* BEGIN SOURCE DATA *
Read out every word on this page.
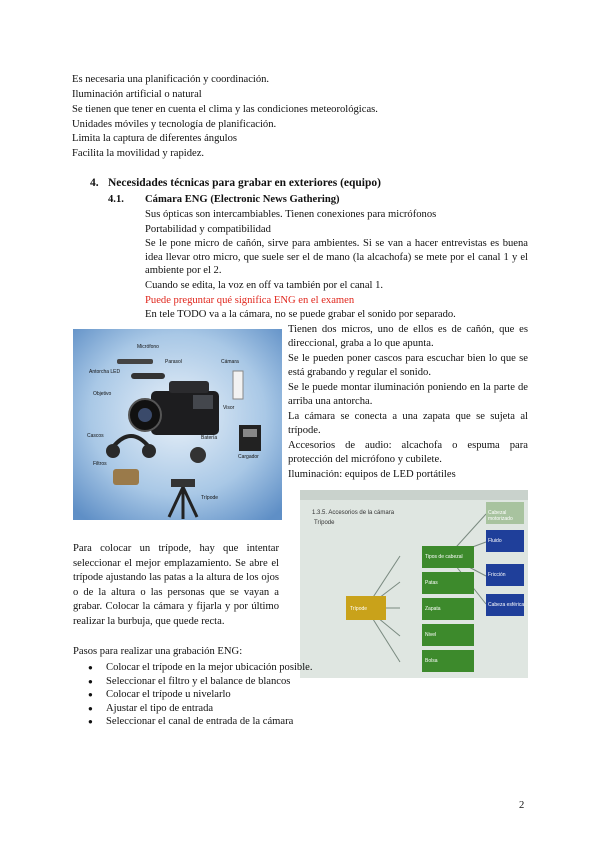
Es necesaria una planificación y coordinación.
Iluminación artificial o natural
Se tienen que tener en cuenta el clima y las condiciones meteorológicas.
Unidades móviles y tecnología de planificación.
Limita la captura de diferentes ángulos
Facilita la movilidad y rapidez.
4. Necesidades técnicas para grabar en exteriores (equipo)
4.1. Cámara ENG (Electronic News Gathering)
Sus ópticas son intercambiables. Tienen conexiones para micrófonos
Portabilidad y compatibilidad
Se le pone micro de cañón, sirve para ambientes. Si se van a hacer entrevistas es buena idea llevar otro micro, que suele ser el de mano (la alcachofa) se mete por el canal 1 y el ambiente por el 2.
Cuando se edita, la voz en off va también por el canal 1.
Puede preguntar qué significa ENG en el examen
En tele TODO va a la cámara, no se puede grabar el sonido por separado.
Micrófono
Antorcha LED
Cascos
Cámara
Visor
Objetivo
Batería
Cargador
Parasol
Filtros
Trípode
Tienen dos micros, uno de ellos es de cañón, que es direccional, graba a lo que apunta.
Se le pueden poner cascos para escuchar bien lo que se está grabando y regular el sonido.
Se le puede montar iluminación poniendo en la parte de arriba una antorcha.
La cámara se conecta a una zapata que se sujeta al trípode.
Accesorios de audio: alcachofa o espuma para protección del micrófono y cubilete.
Iluminación: equipos de LED portátiles
1.3.5. Accesorios de la cámara
Trípode
Trípode
Tipos de cabezal
Patas
Zapata
Nivel
Bolsa
Fluido
Fricción
Cabeza esférica
Cabezal motorizado
Para colocar un trípode, hay que intentar seleccionar el mejor emplazamiento. Se abre el trípode ajustando las patas a la altura de los ojos o de la altura o las personas que se vayan a grabar. Colocar la cámara y fijarla y por último realizar la burbuja, que quede recta.
Pasos para realizar una grabación ENG:
● Colocar el trípode en la mejor ubicación posible.
● Seleccionar el filtro y el balance de blancos
● Colocar el trípode u nivelarlo
● Ajustar el tipo de entrada
● Seleccionar el canal de entrada de la cámara
2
* END SOURCE DATA *
WORK TO DO »
Each record should be quoted exactly, with the images omitted.

TASK RESPONSE »
Read out every word on this page.
Es necesaria una planificación y coordinación.
Iluminación artificial o natural
Se tienen que tener en cuenta el clima y las condiciones meteorológicas.
Unidades móviles y tecnología de planificación.
Limita la captura de diferentes ángulos
Facilita la movilidad y rapidez.
4. Necesidades técnicas para grabar en exteriores (equipo)
4.1. Cámara ENG (Electronic News Gathering)
Sus ópticas son intercambiables. Tienen conexiones para micrófonos
Portabilidad y compatibilidad
Se le pone micro de cañón, sirve para ambientes. Si se van a hacer entrevistas es buena idea llevar otro micro, que suele ser el de mano (la alcachofa) se mete por el canal 1 y el ambiente por el 2.
Cuando se edita, la voz en off va también por el canal 1.
Puede preguntar qué significa ENG en el examen
En tele TODO va a la cámara, no se puede grabar el sonido por separado.
Micrófono
Antorcha LED
Cascos
Cámara
Visor
Objetivo
Batería
Cargador
Parasol
Filtros
Trípode
Tienen dos micros, uno de ellos es de cañón, que es direccional, graba a lo que apunta.
Se le pueden poner cascos para escuchar bien lo que se está grabando y regular el sonido.
Se le puede montar iluminación poniendo en la parte de arriba una antorcha.
La cámara se conecta a una zapata que se sujeta al trípode.
Accesorios de audio: alcachofa o espuma para protección del micrófono y cubilete.
Iluminación: equipos de LED portátiles
1.3.5. Accesorios de la cámara
Trípode
Trípode
Tipos de cabezal
Patas
Zapata
Nivel
Bolsa
Fluido
Fricción
Cabeza esférica
Cabezal motorizado
Para colocar un trípode, hay que intentar seleccionar el mejor emplazamiento. Se abre el trípode ajustando las patas a la altura de los ojos o de la altura o las personas que se vayan a grabar. Colocar la cámara y fijarla y por último realizar la burbuja, que quede recta.
Pasos para realizar una grabación ENG:
● Colocar el trípode en la mejor ubicación posible.
● Seleccionar el filtro y el balance de blancos
● Colocar el trípode u nivelarlo
● Ajustar el tipo de entrada
● Seleccionar el canal de entrada de la cámara
2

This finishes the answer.